— Aim —
Among the lines below, count those containing the word "with". Give the number only.

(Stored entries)
========

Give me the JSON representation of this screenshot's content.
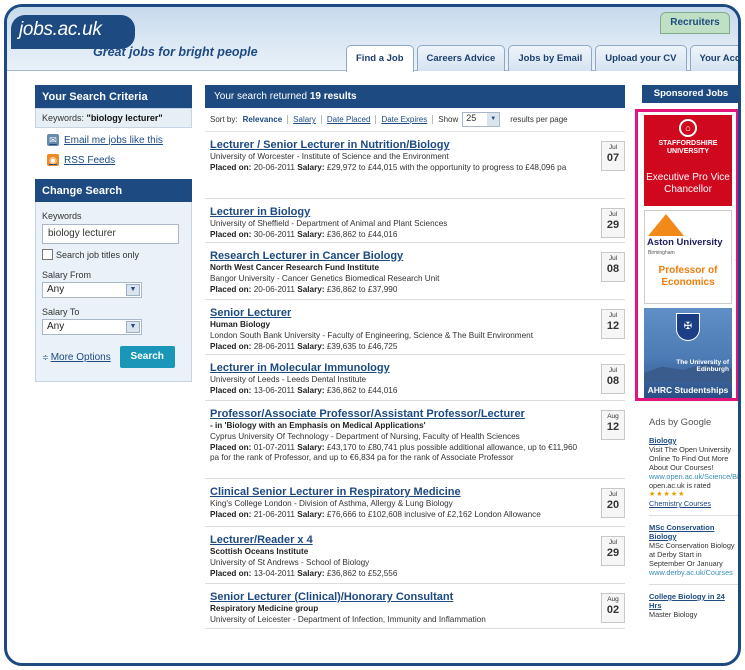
{
  "header": {
    "logo_text": "jobs.ac.uk",
    "tagline": "Great jobs for bright people",
    "recruiters_label": "Recruiters",
    "tabs": [
      {
        "label": "Find a Job"
      },
      {
        "label": "Careers Advice"
      },
      {
        "label": "Jobs by Email"
      },
      {
        "label": "Upload your CV"
      },
      {
        "label": "Your Account"
      }
    ]
  },
  "criteria": {
    "title": "Your Search Criteria",
    "keywords_label": "Keywords:",
    "keywords_value": "\"biology lecturer\"",
    "email_link": "Email me jobs like this",
    "rss_link": "RSS Feeds"
  },
  "change_search": {
    "title": "Change Search",
    "keywords_label": "Keywords",
    "keywords_value": "biology lecturer",
    "titles_only_label": "Search job titles only",
    "salary_from_label": "Salary From",
    "salary_from_value": "Any",
    "salary_to_label": "Salary To",
    "salary_to_value": "Any",
    "more_options": "More Options",
    "search_button": "Search"
  },
  "results": {
    "prefix": "Your search returned ",
    "count": "19 results",
    "sort_by": "Sort by:",
    "sort_relevance": "Relevance",
    "sort_salary": "Salary",
    "sort_date_placed": "Date Placed",
    "sort_date_expires": "Date Expires",
    "show_label": "Show",
    "per_page_value": "25",
    "per_page_suffix": "results per page",
    "jobs": [
      {
        "title": "Lecturer / Senior Lecturer in Nutrition/Biology",
        "org": "",
        "dept": "University of Worcester - Institute of Science and the Environment",
        "placed": "20-06-2011",
        "salary": "£29,972 to £44,015 with the opportunity to progress to £48,096 pa",
        "month": "Jul",
        "day": "07"
      },
      {
        "title": "Lecturer in Biology",
        "org": "",
        "dept": "University of Sheffield - Department of Animal and Plant Sciences",
        "placed": "30-06-2011",
        "salary": "£36,862 to £44,016",
        "month": "Jul",
        "day": "29"
      },
      {
        "title": "Research Lecturer in Cancer Biology",
        "org": "North West Cancer Research Fund Institute",
        "dept": "Bangor University - Cancer Genetics Biomedical Research Unit",
        "placed": "20-06-2011",
        "salary": "£36,862 to £37,990",
        "month": "Jul",
        "day": "08"
      },
      {
        "title": "Senior Lecturer",
        "org": "Human Biology",
        "dept": "London South Bank University - Faculty of Engineering, Science & The Built Environment",
        "placed": "28-06-2011",
        "salary": "£39,635 to £46,725",
        "month": "Jul",
        "day": "12"
      },
      {
        "title": "Lecturer in Molecular Immunology",
        "org": "",
        "dept": "University of Leeds - Leeds Dental Institute",
        "placed": "13-06-2011",
        "salary": "£36,862 to £44,016",
        "month": "Jul",
        "day": "08"
      },
      {
        "title": "Professor/Associate Professor/Assistant Professor/Lecturer",
        "org": "- in 'Biology with an Emphasis on Medical Applications'",
        "dept": "Cyprus University Of Technology - Department of Nursing, Faculty of Health Sciences",
        "placed": "01-07-2011",
        "salary": "£43,170 to £80,741 plus possible additional allowance, up to €11,960 pa for the rank of Professor, and up to €6,834 pa for the rank of Associate Professor",
        "month": "Aug",
        "day": "12"
      },
      {
        "title": "Clinical Senior Lecturer in Respiratory Medicine",
        "org": "",
        "dept": "King's College London - Division of Asthma, Allergy & Lung Biology",
        "placed": "21-06-2011",
        "salary": "£76,666 to £102,608 inclusive of £2,162 London Allowance",
        "month": "Jul",
        "day": "20"
      },
      {
        "title": "Lecturer/Reader x 4",
        "org": "Scottish Oceans Institute",
        "dept": "University of St Andrews - School of Biology",
        "placed": "13-04-2011",
        "salary": "£36,862 to £52,556",
        "month": "Jul",
        "day": "29"
      },
      {
        "title": "Senior Lecturer (Clinical)/Honorary Consultant",
        "org": "Respiratory Medicine group",
        "dept": "University of Leicester - Department of Infection, Immunity and Inflammation",
        "placed": "",
        "salary": "",
        "month": "Aug",
        "day": "02"
      }
    ],
    "placed_label": "Placed on:",
    "salary_label": "Salary:"
  },
  "sidebar": {
    "sponsored_title": "Sponsored Jobs",
    "ad1": {
      "university": "STAFFORDSHIRE UNIVERSITY",
      "role": "Executive Pro Vice Chancellor"
    },
    "ad2": {
      "university": "Aston University",
      "city": "Birmingham",
      "role": "Professor of Economics"
    },
    "ad3": {
      "university": "The University of Edinburgh",
      "role": "AHRC Studentships"
    },
    "google_title": "Ads by Google",
    "google_ads": [
      {
        "title": "Biology",
        "text": "Visit The Open University Online To Find Out More About Our Courses!",
        "url": "www.open.ac.uk/Science/Biology",
        "rated": "open.ac.uk is rated",
        "course": "Chemistry Courses"
      },
      {
        "title": "MSc Conservation Biology",
        "text": "MSc Conservation Biology at Derby Start in September Or January",
        "url": "www.derby.ac.uk/Courses"
      },
      {
        "title": "College Biology in 24 Hrs",
        "text": "Master Biology"
      }
    ]
  },
  "colors": {
    "brand": "#1d4a80",
    "accent": "#1a97b8",
    "ad_border": "#e2157c"
  },
  "icons": {
    "email": "email-icon",
    "rss": "rss-icon",
    "select": "chevron-down-icon"
  }
}
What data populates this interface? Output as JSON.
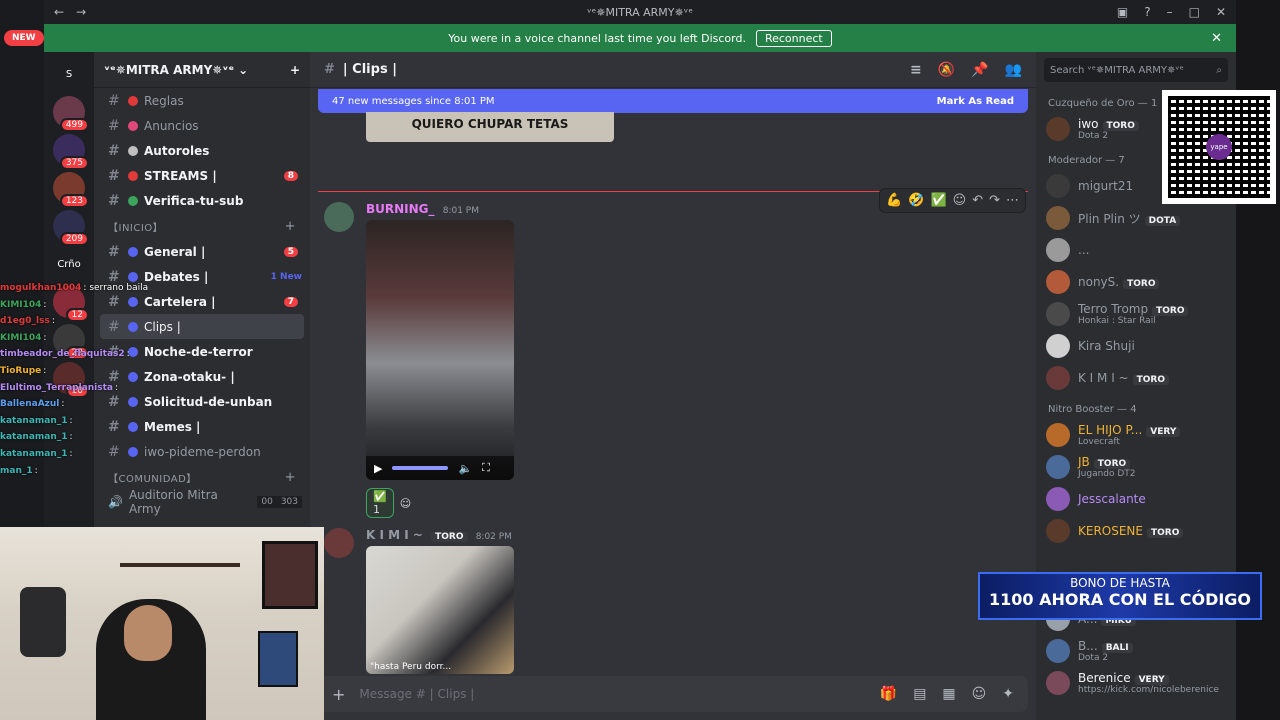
{
  "window": {
    "title": "ᵛᵉ✵MITRA ARMY✵ᵛᵉ"
  },
  "banner": {
    "text": "You were in a voice channel last time you left Discord.",
    "button": "Reconnect"
  },
  "guilds": {
    "new_label": "NEW",
    "items": [
      {
        "label": "S",
        "badge": "",
        "color": "#1e1f22"
      },
      {
        "label": "",
        "badge": "499",
        "color": "#6b3a4a"
      },
      {
        "label": "",
        "badge": "375",
        "color": "#3a2d5e"
      },
      {
        "label": "",
        "badge": "123",
        "color": "#7a3b2e"
      },
      {
        "label": "",
        "badge": "209",
        "color": "#2e2e4e"
      },
      {
        "label": "Crño",
        "badge": "",
        "color": "#1e1f22"
      },
      {
        "label": "",
        "badge": "12",
        "color": "#8a2b3a"
      },
      {
        "label": "",
        "badge": "22",
        "color": "#3a3a3a"
      },
      {
        "label": "",
        "badge": "10",
        "color": "#5a2b2b"
      }
    ]
  },
  "server": {
    "name": "ᵛᵉ✵MITRA ARMY✵ᵛᵉ"
  },
  "channels_top": [
    {
      "name": "Reglas",
      "unread": false,
      "badge": "",
      "emoji_color": "#e03a3a"
    },
    {
      "name": "Anuncios",
      "unread": false,
      "badge": "",
      "emoji_color": "#e0487a"
    },
    {
      "name": "Autoroles",
      "unread": true,
      "badge": "",
      "emoji_color": "#c0c0c0"
    },
    {
      "name": "STREAMS |",
      "unread": true,
      "badge": "8",
      "emoji_color": "#e03a3a"
    },
    {
      "name": "Verifica-tu-sub",
      "unread": true,
      "badge": "",
      "emoji_color": "#3ba55c"
    }
  ],
  "category_inicio": "【INICIO】",
  "channels_inicio": [
    {
      "name": "General |",
      "unread": true,
      "badge": "5",
      "new": ""
    },
    {
      "name": "Debates |",
      "unread": true,
      "badge": "",
      "new": "1 New"
    },
    {
      "name": "Cartelera |",
      "unread": true,
      "badge": "7",
      "new": ""
    },
    {
      "name": "Clips |",
      "unread": false,
      "badge": "",
      "new": ""
    },
    {
      "name": "Noche-de-terror",
      "unread": true,
      "badge": "",
      "new": ""
    },
    {
      "name": "Zona-otaku- |",
      "unread": true,
      "badge": "",
      "new": ""
    },
    {
      "name": "Solicitud-de-unban",
      "unread": true,
      "badge": "",
      "new": ""
    },
    {
      "name": "Memes |",
      "unread": true,
      "badge": "",
      "new": ""
    },
    {
      "name": "iwo-pideme-perdon",
      "unread": false,
      "badge": "",
      "new": ""
    }
  ],
  "category_comunidad": "【COMUNIDAD】",
  "voice_channel": {
    "name": "Auditorio Mitra Army",
    "count_a": "00",
    "count_b": "303"
  },
  "channel": {
    "name": "| Clips |"
  },
  "newbar": {
    "text": "47 new messages since 8:01 PM",
    "mark": "Mark As Read"
  },
  "top_image_caption": "QUIERO CHUPAR TETAS",
  "messages": [
    {
      "author": "BURNING_",
      "time": "8:01 PM",
      "color": "#e879f9",
      "reaction_count": "1"
    },
    {
      "author": "K I M I ~",
      "tag": "TORO",
      "time": "8:02 PM",
      "color": "#949ba4",
      "caption": "\"hasta Peru dorr..."
    }
  ],
  "composer": {
    "placeholder": "Message # | Clips |"
  },
  "search": {
    "placeholder": "Search ᵛᵉ✵MITRA ARMY✵ᵛᵉ"
  },
  "member_groups": [
    {
      "title": "Cuzqueño de Oro — 1",
      "members": [
        {
          "name": "iwo",
          "tag": "TORO",
          "sub": "Dota 2",
          "color": "#f2f3f5",
          "av": "#5a3a2a"
        }
      ]
    },
    {
      "title": "Moderador — 7",
      "members": [
        {
          "name": "migurt21",
          "tag": "",
          "sub": "",
          "color": "#949ba4",
          "av": "#3a3a3a"
        },
        {
          "name": "Plin Plin ツ",
          "tag": "DOTA",
          "sub": "",
          "color": "#949ba4",
          "av": "#7a5a3a"
        },
        {
          "name": "...",
          "tag": "",
          "sub": "",
          "color": "#949ba4",
          "av": "#9a9a9a"
        },
        {
          "name": "nonyS.",
          "tag": "TORO",
          "sub": "",
          "color": "#949ba4",
          "av": "#b35a3a"
        },
        {
          "name": "Terro Tromp",
          "tag": "TORO",
          "sub": "Honkai : Star Rail",
          "color": "#949ba4",
          "av": "#4a4a4a"
        },
        {
          "name": "Kira Shuji",
          "tag": "",
          "sub": "",
          "color": "#949ba4",
          "av": "#d0d0d0"
        },
        {
          "name": "K I M I ~",
          "tag": "TORO",
          "sub": "",
          "color": "#949ba4",
          "av": "#6a3a3a"
        }
      ]
    },
    {
      "title": "Nitro Booster — 4",
      "members": [
        {
          "name": "EL HIJO P...",
          "tag": "VERY",
          "sub": "Lovecraft",
          "color": "#f0b232",
          "av": "#b86a2a"
        },
        {
          "name": "JB",
          "tag": "TORO",
          "sub": "Jugando DT2",
          "color": "#f0b232",
          "av": "#4a6a9a"
        },
        {
          "name": "Jesscalante",
          "tag": "",
          "sub": "",
          "color": "#b58cf5",
          "av": "#8a5ab5"
        },
        {
          "name": "KEROSENE",
          "tag": "TORO",
          "sub": "",
          "color": "#f0b232",
          "av": "#5a3a2a"
        }
      ]
    },
    {
      "title": "",
      "members": [
        {
          "name": "A...",
          "tag": "MIKU",
          "sub": "",
          "color": "#949ba4",
          "av": "#9aa0aa"
        },
        {
          "name": "B...",
          "tag": "BALI",
          "sub": "Dota 2",
          "color": "#949ba4",
          "av": "#4a6a9a"
        },
        {
          "name": "Berenice",
          "tag": "VERY",
          "sub": "https://kick.com/nicoleberenice",
          "color": "#f2f3f5",
          "av": "#7a4a5a"
        }
      ]
    }
  ],
  "qr": {
    "brand": "yape"
  },
  "promo": {
    "line1": "BONO DE HASTA",
    "line2": "1100 AHORA CON EL CÓDIGO"
  },
  "chat_overlay": [
    {
      "user": "mogulkhan1004",
      "text": ": serrano baila",
      "color": "#e03a3a"
    },
    {
      "user": "KIMI104",
      "text": ":",
      "color": "#3ba55c"
    },
    {
      "user": "d1eg0_lss",
      "text": ":",
      "color": "#e03a3a"
    },
    {
      "user": "KIMI104",
      "text": ":",
      "color": "#3ba55c"
    },
    {
      "user": "timbeador_de_flaquitas2",
      "text": ":",
      "color": "#b58cf5"
    },
    {
      "user": "TioRupe",
      "text": ":",
      "color": "#f0b232"
    },
    {
      "user": "Elultimo_Terraplanista",
      "text": ":",
      "color": "#b58cf5"
    },
    {
      "user": "BallenaAzul",
      "text": ":",
      "color": "#5aa0f0"
    },
    {
      "user": "katanaman_1",
      "text": ":",
      "color": "#3bb5b5"
    },
    {
      "user": "katanaman_1",
      "text": ":",
      "color": "#3bb5b5"
    },
    {
      "user": "katanaman_1",
      "text": ":",
      "color": "#3bb5b5"
    },
    {
      "user": "man_1",
      "text": ":",
      "color": "#3bb5b5"
    }
  ]
}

========

— Solution for this exercise —
2